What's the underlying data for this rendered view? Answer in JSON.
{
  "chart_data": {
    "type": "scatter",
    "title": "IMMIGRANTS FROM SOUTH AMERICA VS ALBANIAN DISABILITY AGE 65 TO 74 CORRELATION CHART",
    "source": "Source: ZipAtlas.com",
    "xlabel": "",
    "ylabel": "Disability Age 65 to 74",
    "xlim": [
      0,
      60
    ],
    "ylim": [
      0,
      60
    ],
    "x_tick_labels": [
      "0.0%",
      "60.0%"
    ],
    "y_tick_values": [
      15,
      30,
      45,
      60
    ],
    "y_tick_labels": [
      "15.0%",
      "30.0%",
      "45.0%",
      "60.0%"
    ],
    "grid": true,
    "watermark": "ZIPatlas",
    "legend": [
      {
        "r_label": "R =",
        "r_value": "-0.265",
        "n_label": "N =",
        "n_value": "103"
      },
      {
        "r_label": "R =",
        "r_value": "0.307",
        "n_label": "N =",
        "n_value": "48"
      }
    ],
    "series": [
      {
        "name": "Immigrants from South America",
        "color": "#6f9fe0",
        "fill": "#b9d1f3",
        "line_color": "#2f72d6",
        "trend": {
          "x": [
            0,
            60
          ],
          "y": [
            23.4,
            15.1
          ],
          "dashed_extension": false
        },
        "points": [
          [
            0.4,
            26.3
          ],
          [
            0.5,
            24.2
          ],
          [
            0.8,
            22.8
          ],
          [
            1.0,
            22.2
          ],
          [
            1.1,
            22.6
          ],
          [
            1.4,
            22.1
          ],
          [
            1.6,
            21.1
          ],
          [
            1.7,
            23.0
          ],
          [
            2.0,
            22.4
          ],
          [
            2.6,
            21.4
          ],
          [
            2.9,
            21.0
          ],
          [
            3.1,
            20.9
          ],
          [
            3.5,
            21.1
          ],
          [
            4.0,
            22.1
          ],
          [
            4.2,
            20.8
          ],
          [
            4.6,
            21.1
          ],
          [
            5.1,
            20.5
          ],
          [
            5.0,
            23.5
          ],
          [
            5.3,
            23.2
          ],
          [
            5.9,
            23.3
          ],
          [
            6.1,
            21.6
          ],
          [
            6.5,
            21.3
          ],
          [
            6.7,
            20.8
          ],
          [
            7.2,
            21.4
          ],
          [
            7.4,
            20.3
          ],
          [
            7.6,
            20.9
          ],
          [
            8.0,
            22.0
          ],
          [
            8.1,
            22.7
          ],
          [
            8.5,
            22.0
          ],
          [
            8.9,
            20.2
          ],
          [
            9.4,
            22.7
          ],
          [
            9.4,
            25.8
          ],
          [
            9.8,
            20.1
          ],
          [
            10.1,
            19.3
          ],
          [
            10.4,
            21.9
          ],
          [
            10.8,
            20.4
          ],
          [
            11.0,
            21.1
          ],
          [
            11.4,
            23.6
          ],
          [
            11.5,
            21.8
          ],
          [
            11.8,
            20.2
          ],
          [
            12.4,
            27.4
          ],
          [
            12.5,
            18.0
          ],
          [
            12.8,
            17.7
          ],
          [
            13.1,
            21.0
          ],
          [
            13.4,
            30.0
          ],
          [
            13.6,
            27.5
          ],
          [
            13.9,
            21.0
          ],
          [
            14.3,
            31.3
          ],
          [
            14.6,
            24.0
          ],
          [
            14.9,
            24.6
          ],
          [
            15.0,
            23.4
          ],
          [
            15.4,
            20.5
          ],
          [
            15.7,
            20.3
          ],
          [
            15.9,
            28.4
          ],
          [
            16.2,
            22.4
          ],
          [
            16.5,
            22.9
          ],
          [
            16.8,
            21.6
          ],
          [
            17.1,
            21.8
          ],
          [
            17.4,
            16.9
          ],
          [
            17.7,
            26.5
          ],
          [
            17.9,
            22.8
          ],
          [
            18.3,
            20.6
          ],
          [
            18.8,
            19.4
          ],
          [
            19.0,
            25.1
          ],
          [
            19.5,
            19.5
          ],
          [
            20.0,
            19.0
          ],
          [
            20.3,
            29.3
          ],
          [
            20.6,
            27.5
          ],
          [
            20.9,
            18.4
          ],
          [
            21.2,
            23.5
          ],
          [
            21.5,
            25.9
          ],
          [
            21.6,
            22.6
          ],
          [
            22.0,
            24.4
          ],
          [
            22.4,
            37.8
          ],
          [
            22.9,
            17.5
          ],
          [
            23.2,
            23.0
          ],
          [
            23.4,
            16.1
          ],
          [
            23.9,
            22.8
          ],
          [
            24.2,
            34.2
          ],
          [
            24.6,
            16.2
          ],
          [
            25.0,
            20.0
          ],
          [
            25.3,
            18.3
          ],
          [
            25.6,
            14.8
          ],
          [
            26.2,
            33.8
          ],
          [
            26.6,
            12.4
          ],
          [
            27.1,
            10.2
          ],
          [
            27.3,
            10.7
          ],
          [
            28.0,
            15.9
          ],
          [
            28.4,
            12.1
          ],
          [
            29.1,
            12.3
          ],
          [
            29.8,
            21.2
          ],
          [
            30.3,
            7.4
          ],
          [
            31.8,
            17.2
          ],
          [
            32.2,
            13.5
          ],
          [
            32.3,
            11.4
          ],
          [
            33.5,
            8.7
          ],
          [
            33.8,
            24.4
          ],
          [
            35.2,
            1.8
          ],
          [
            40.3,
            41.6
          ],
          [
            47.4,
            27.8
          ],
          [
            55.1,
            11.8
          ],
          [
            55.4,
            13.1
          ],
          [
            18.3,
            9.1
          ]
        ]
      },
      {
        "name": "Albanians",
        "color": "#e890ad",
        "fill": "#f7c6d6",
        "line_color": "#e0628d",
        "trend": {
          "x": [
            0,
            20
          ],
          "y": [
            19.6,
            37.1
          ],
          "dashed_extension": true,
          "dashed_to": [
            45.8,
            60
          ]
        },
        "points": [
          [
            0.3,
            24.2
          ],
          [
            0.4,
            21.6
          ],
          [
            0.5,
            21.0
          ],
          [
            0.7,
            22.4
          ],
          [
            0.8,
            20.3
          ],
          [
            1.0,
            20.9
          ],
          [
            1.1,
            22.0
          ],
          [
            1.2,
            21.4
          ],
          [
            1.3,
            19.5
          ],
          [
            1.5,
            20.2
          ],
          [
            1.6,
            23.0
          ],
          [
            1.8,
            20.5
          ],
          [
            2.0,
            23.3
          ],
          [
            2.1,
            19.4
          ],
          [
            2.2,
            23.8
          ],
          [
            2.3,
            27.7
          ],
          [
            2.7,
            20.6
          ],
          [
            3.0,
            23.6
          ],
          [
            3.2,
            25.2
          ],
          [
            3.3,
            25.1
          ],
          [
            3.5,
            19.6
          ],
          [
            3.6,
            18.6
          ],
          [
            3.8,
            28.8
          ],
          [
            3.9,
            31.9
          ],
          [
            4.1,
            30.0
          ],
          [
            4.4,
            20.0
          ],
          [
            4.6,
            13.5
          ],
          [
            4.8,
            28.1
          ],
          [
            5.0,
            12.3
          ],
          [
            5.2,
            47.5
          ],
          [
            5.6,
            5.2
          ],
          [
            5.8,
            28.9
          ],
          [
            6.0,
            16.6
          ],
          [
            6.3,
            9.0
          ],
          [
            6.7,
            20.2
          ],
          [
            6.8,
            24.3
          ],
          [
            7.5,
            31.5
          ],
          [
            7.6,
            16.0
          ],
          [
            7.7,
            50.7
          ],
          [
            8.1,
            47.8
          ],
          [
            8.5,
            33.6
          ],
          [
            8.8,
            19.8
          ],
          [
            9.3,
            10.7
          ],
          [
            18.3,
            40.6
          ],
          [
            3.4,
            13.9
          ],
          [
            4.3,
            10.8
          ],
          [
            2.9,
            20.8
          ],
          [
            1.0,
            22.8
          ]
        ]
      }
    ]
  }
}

Given request = Give back the whole listing exactly as it reads.

Task output =
What's the underlying data for this rendered view? Answer in JSON.
{
  "chart_data": {
    "type": "scatter",
    "title": "IMMIGRANTS FROM SOUTH AMERICA VS ALBANIAN DISABILITY AGE 65 TO 74 CORRELATION CHART",
    "source": "Source: ZipAtlas.com",
    "xlabel": "",
    "ylabel": "Disability Age 65 to 74",
    "xlim": [
      0,
      60
    ],
    "ylim": [
      0,
      60
    ],
    "x_tick_labels": [
      "0.0%",
      "60.0%"
    ],
    "y_tick_values": [
      15,
      30,
      45,
      60
    ],
    "y_tick_labels": [
      "15.0%",
      "30.0%",
      "45.0%",
      "60.0%"
    ],
    "grid": true,
    "watermark": "ZIPatlas",
    "legend": [
      {
        "r_label": "R =",
        "r_value": "-0.265",
        "n_label": "N =",
        "n_value": "103"
      },
      {
        "r_label": "R =",
        "r_value": "0.307",
        "n_label": "N =",
        "n_value": "48"
      }
    ],
    "series": [
      {
        "name": "Immigrants from South America",
        "color": "#6f9fe0",
        "fill": "#b9d1f3",
        "line_color": "#2f72d6",
        "trend": {
          "x": [
            0,
            60
          ],
          "y": [
            23.4,
            15.1
          ],
          "dashed_extension": false
        },
        "points": [
          [
            0.4,
            26.3
          ],
          [
            0.5,
            24.2
          ],
          [
            0.8,
            22.8
          ],
          [
            1.0,
            22.2
          ],
          [
            1.1,
            22.6
          ],
          [
            1.4,
            22.1
          ],
          [
            1.6,
            21.1
          ],
          [
            1.7,
            23.0
          ],
          [
            2.0,
            22.4
          ],
          [
            2.6,
            21.4
          ],
          [
            2.9,
            21.0
          ],
          [
            3.1,
            20.9
          ],
          [
            3.5,
            21.1
          ],
          [
            4.0,
            22.1
          ],
          [
            4.2,
            20.8
          ],
          [
            4.6,
            21.1
          ],
          [
            5.1,
            20.5
          ],
          [
            5.0,
            23.5
          ],
          [
            5.3,
            23.2
          ],
          [
            5.9,
            23.3
          ],
          [
            6.1,
            21.6
          ],
          [
            6.5,
            21.3
          ],
          [
            6.7,
            20.8
          ],
          [
            7.2,
            21.4
          ],
          [
            7.4,
            20.3
          ],
          [
            7.6,
            20.9
          ],
          [
            8.0,
            22.0
          ],
          [
            8.1,
            22.7
          ],
          [
            8.5,
            22.0
          ],
          [
            8.9,
            20.2
          ],
          [
            9.4,
            22.7
          ],
          [
            9.4,
            25.8
          ],
          [
            9.8,
            20.1
          ],
          [
            10.1,
            19.3
          ],
          [
            10.4,
            21.9
          ],
          [
            10.8,
            20.4
          ],
          [
            11.0,
            21.1
          ],
          [
            11.4,
            23.6
          ],
          [
            11.5,
            21.8
          ],
          [
            11.8,
            20.2
          ],
          [
            12.4,
            27.4
          ],
          [
            12.5,
            18.0
          ],
          [
            12.8,
            17.7
          ],
          [
            13.1,
            21.0
          ],
          [
            13.4,
            30.0
          ],
          [
            13.6,
            27.5
          ],
          [
            13.9,
            21.0
          ],
          [
            14.3,
            31.3
          ],
          [
            14.6,
            24.0
          ],
          [
            14.9,
            24.6
          ],
          [
            15.0,
            23.4
          ],
          [
            15.4,
            20.5
          ],
          [
            15.7,
            20.3
          ],
          [
            15.9,
            28.4
          ],
          [
            16.2,
            22.4
          ],
          [
            16.5,
            22.9
          ],
          [
            16.8,
            21.6
          ],
          [
            17.1,
            21.8
          ],
          [
            17.4,
            16.9
          ],
          [
            17.7,
            26.5
          ],
          [
            17.9,
            22.8
          ],
          [
            18.3,
            20.6
          ],
          [
            18.8,
            19.4
          ],
          [
            19.0,
            25.1
          ],
          [
            19.5,
            19.5
          ],
          [
            20.0,
            19.0
          ],
          [
            20.3,
            29.3
          ],
          [
            20.6,
            27.5
          ],
          [
            20.9,
            18.4
          ],
          [
            21.2,
            23.5
          ],
          [
            21.5,
            25.9
          ],
          [
            21.6,
            22.6
          ],
          [
            22.0,
            24.4
          ],
          [
            22.4,
            37.8
          ],
          [
            22.9,
            17.5
          ],
          [
            23.2,
            23.0
          ],
          [
            23.4,
            16.1
          ],
          [
            23.9,
            22.8
          ],
          [
            24.2,
            34.2
          ],
          [
            24.6,
            16.2
          ],
          [
            25.0,
            20.0
          ],
          [
            25.3,
            18.3
          ],
          [
            25.6,
            14.8
          ],
          [
            26.2,
            33.8
          ],
          [
            26.6,
            12.4
          ],
          [
            27.1,
            10.2
          ],
          [
            27.3,
            10.7
          ],
          [
            28.0,
            15.9
          ],
          [
            28.4,
            12.1
          ],
          [
            29.1,
            12.3
          ],
          [
            29.8,
            21.2
          ],
          [
            30.3,
            7.4
          ],
          [
            31.8,
            17.2
          ],
          [
            32.2,
            13.5
          ],
          [
            32.3,
            11.4
          ],
          [
            33.5,
            8.7
          ],
          [
            33.8,
            24.4
          ],
          [
            35.2,
            1.8
          ],
          [
            40.3,
            41.6
          ],
          [
            47.4,
            27.8
          ],
          [
            55.1,
            11.8
          ],
          [
            55.4,
            13.1
          ],
          [
            18.3,
            9.1
          ]
        ]
      },
      {
        "name": "Albanians",
        "color": "#e890ad",
        "fill": "#f7c6d6",
        "line_color": "#e0628d",
        "trend": {
          "x": [
            0,
            20
          ],
          "y": [
            19.6,
            37.1
          ],
          "dashed_extension": true,
          "dashed_to": [
            45.8,
            60
          ]
        },
        "points": [
          [
            0.3,
            24.2
          ],
          [
            0.4,
            21.6
          ],
          [
            0.5,
            21.0
          ],
          [
            0.7,
            22.4
          ],
          [
            0.8,
            20.3
          ],
          [
            1.0,
            20.9
          ],
          [
            1.1,
            22.0
          ],
          [
            1.2,
            21.4
          ],
          [
            1.3,
            19.5
          ],
          [
            1.5,
            20.2
          ],
          [
            1.6,
            23.0
          ],
          [
            1.8,
            20.5
          ],
          [
            2.0,
            23.3
          ],
          [
            2.1,
            19.4
          ],
          [
            2.2,
            23.8
          ],
          [
            2.3,
            27.7
          ],
          [
            2.7,
            20.6
          ],
          [
            3.0,
            23.6
          ],
          [
            3.2,
            25.2
          ],
          [
            3.3,
            25.1
          ],
          [
            3.5,
            19.6
          ],
          [
            3.6,
            18.6
          ],
          [
            3.8,
            28.8
          ],
          [
            3.9,
            31.9
          ],
          [
            4.1,
            30.0
          ],
          [
            4.4,
            20.0
          ],
          [
            4.6,
            13.5
          ],
          [
            4.8,
            28.1
          ],
          [
            5.0,
            12.3
          ],
          [
            5.2,
            47.5
          ],
          [
            5.6,
            5.2
          ],
          [
            5.8,
            28.9
          ],
          [
            6.0,
            16.6
          ],
          [
            6.3,
            9.0
          ],
          [
            6.7,
            20.2
          ],
          [
            6.8,
            24.3
          ],
          [
            7.5,
            31.5
          ],
          [
            7.6,
            16.0
          ],
          [
            7.7,
            50.7
          ],
          [
            8.1,
            47.8
          ],
          [
            8.5,
            33.6
          ],
          [
            8.8,
            19.8
          ],
          [
            9.3,
            10.7
          ],
          [
            18.3,
            40.6
          ],
          [
            3.4,
            13.9
          ],
          [
            4.3,
            10.8
          ],
          [
            2.9,
            20.8
          ],
          [
            1.0,
            22.8
          ]
        ]
      }
    ]
  }
}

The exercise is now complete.